Work to do =>
Collect every line in the records below that contains the word "triangle".
>>>
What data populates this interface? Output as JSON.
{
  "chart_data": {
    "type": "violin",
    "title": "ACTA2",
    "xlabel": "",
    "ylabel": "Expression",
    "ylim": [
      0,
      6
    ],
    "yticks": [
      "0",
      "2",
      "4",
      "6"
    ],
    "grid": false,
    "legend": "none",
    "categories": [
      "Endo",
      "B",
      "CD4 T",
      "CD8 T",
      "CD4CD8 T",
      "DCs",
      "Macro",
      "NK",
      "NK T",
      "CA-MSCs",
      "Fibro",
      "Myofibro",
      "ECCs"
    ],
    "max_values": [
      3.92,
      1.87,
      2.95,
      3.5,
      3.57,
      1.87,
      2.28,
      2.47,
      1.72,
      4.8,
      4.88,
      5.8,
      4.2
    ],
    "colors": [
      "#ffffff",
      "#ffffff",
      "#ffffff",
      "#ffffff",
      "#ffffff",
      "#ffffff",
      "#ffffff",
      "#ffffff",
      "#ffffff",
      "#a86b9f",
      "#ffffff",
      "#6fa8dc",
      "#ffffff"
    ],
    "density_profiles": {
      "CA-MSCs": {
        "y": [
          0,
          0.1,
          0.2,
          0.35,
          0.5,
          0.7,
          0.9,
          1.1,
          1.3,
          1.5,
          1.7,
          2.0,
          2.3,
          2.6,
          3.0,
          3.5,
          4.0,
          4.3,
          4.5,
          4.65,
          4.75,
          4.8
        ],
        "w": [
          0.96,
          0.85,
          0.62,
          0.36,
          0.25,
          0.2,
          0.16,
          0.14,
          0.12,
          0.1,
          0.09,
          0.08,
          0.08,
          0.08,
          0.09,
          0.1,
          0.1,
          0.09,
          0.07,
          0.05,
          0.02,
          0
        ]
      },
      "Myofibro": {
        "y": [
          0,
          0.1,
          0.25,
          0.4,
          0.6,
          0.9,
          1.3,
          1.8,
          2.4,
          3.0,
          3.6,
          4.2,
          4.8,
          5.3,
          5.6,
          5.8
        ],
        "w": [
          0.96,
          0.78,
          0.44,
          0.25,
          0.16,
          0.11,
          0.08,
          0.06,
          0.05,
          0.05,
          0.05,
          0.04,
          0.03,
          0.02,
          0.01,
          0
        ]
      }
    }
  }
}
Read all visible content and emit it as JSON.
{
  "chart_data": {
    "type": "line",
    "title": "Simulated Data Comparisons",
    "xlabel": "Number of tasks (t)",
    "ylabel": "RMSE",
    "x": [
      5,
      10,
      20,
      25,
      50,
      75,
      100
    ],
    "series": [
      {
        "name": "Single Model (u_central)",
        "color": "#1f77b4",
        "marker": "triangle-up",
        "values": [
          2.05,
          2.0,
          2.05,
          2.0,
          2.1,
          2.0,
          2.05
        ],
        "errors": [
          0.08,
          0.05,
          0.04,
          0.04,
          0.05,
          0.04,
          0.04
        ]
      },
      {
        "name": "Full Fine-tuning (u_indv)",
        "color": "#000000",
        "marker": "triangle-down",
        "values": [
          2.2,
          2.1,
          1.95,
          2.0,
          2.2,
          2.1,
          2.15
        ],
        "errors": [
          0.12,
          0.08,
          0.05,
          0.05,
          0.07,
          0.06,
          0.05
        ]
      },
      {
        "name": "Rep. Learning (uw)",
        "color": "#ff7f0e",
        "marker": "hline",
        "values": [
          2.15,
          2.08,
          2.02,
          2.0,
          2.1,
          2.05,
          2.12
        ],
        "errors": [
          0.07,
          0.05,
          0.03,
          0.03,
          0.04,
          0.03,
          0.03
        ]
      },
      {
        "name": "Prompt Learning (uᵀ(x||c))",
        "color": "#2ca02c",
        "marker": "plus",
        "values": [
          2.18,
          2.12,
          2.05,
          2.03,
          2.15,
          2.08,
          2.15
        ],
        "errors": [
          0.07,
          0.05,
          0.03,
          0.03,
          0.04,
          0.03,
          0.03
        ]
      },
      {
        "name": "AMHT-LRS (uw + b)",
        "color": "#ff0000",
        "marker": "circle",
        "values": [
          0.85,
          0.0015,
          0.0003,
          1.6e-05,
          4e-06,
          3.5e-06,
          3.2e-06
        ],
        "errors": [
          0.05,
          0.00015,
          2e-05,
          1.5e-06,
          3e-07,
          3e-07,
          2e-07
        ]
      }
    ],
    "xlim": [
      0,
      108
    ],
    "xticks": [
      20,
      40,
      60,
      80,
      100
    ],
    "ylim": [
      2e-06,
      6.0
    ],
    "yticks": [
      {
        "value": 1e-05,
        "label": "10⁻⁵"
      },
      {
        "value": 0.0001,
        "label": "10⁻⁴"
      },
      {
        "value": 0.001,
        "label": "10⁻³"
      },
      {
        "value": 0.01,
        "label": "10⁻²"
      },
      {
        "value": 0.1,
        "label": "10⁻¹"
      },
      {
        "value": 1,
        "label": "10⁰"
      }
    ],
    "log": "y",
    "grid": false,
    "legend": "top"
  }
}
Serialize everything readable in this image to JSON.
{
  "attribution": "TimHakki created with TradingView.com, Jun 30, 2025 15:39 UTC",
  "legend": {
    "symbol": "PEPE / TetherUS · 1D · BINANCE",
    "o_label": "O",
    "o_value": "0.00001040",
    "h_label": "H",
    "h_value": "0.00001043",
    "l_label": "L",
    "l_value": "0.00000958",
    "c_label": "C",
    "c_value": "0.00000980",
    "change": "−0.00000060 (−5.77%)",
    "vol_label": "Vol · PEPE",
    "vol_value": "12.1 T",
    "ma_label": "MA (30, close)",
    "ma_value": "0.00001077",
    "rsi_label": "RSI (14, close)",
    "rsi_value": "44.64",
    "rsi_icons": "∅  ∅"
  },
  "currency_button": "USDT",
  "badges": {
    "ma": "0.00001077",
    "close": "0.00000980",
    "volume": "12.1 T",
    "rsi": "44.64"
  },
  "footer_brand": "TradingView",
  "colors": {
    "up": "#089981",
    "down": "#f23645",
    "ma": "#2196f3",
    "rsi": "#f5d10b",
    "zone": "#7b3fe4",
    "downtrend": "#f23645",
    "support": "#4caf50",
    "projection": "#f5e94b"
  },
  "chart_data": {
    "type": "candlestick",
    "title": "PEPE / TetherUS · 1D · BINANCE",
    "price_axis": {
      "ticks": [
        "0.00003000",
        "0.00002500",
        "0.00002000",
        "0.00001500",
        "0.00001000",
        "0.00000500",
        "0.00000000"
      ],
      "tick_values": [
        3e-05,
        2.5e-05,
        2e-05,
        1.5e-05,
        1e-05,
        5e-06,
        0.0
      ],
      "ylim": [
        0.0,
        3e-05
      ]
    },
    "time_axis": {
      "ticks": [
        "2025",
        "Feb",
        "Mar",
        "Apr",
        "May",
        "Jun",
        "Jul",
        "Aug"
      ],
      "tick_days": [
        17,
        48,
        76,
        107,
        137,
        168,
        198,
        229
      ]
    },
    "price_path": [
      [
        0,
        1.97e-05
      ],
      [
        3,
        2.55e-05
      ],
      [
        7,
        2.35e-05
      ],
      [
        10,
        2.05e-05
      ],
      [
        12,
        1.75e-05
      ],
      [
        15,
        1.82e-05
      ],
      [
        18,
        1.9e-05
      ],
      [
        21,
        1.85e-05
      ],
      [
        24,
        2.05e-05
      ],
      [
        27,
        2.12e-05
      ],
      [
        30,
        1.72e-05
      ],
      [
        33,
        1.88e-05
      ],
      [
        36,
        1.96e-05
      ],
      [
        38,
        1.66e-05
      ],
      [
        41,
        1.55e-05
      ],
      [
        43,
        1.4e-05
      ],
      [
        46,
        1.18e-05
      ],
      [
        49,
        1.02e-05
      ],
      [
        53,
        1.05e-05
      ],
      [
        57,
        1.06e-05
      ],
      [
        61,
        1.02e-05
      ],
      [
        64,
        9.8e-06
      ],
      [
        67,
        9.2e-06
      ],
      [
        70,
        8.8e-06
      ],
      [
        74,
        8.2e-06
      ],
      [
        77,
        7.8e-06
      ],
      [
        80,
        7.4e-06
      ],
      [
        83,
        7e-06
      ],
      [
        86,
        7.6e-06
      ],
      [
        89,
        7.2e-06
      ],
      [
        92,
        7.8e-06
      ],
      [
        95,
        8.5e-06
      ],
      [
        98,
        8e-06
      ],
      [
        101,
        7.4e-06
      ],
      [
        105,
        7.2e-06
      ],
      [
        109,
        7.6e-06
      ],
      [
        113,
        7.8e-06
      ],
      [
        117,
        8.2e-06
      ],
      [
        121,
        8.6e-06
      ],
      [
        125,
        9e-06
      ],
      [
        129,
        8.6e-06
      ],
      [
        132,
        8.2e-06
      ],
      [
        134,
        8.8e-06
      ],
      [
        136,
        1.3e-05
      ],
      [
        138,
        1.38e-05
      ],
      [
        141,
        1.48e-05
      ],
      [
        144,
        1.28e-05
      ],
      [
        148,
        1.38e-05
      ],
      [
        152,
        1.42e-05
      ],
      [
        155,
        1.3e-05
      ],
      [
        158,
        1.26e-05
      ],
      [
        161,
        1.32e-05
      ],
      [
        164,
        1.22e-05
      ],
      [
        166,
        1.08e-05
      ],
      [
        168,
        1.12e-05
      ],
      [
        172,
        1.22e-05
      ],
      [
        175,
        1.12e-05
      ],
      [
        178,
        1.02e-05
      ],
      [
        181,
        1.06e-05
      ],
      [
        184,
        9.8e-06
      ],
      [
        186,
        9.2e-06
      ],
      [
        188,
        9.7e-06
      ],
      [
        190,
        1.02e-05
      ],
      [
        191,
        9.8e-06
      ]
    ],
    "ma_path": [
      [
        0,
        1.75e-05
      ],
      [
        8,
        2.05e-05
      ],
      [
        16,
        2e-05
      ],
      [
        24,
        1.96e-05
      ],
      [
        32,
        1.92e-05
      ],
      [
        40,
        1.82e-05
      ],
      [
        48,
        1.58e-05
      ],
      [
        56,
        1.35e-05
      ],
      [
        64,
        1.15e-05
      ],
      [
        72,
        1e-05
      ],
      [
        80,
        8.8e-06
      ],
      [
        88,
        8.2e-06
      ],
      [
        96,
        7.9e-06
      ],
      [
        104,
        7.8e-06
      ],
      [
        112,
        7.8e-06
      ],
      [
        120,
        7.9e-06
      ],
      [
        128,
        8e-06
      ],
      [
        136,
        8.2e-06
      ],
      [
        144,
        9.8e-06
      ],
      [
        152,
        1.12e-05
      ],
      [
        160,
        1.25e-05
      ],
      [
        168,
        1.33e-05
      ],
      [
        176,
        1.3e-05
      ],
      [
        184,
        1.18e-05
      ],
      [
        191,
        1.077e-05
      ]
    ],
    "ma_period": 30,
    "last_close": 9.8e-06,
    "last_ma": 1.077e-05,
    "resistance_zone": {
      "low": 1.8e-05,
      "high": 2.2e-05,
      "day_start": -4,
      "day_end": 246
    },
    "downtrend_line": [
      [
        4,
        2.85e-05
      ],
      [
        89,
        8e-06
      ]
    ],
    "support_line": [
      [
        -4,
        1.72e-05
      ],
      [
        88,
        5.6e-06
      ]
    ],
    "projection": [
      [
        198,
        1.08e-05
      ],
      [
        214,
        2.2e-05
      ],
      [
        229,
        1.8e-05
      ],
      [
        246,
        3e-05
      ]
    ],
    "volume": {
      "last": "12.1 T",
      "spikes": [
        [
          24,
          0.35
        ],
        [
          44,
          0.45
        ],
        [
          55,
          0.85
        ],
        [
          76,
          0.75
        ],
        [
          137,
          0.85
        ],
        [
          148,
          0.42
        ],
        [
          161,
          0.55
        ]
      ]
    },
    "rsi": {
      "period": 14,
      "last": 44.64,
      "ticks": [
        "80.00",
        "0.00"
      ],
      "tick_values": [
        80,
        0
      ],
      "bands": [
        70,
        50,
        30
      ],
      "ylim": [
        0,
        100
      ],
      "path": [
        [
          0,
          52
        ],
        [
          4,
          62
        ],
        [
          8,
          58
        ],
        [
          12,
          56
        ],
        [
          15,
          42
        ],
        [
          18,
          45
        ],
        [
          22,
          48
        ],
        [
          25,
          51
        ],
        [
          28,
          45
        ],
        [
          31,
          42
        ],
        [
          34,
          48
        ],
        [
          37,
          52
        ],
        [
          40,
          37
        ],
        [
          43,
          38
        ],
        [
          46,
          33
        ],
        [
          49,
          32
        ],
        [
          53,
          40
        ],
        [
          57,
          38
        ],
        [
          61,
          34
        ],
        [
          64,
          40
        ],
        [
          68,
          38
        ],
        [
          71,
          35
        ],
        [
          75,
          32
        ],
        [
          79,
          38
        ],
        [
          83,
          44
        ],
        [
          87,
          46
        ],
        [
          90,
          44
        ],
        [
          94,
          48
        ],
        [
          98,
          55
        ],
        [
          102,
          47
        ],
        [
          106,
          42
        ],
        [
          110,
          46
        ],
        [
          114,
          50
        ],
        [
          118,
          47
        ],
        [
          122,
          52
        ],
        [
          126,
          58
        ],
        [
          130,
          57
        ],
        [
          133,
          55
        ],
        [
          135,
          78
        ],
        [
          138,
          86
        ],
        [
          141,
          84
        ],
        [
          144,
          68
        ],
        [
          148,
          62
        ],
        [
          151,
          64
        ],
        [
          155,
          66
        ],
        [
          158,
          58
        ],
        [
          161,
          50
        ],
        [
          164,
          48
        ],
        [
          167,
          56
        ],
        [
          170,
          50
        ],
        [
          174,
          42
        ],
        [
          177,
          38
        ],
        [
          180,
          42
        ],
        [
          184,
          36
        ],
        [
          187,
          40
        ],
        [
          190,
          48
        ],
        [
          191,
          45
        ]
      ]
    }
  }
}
<<<
Correct result =>
        "marker": "triangle-up",
        "marker": "triangle-down",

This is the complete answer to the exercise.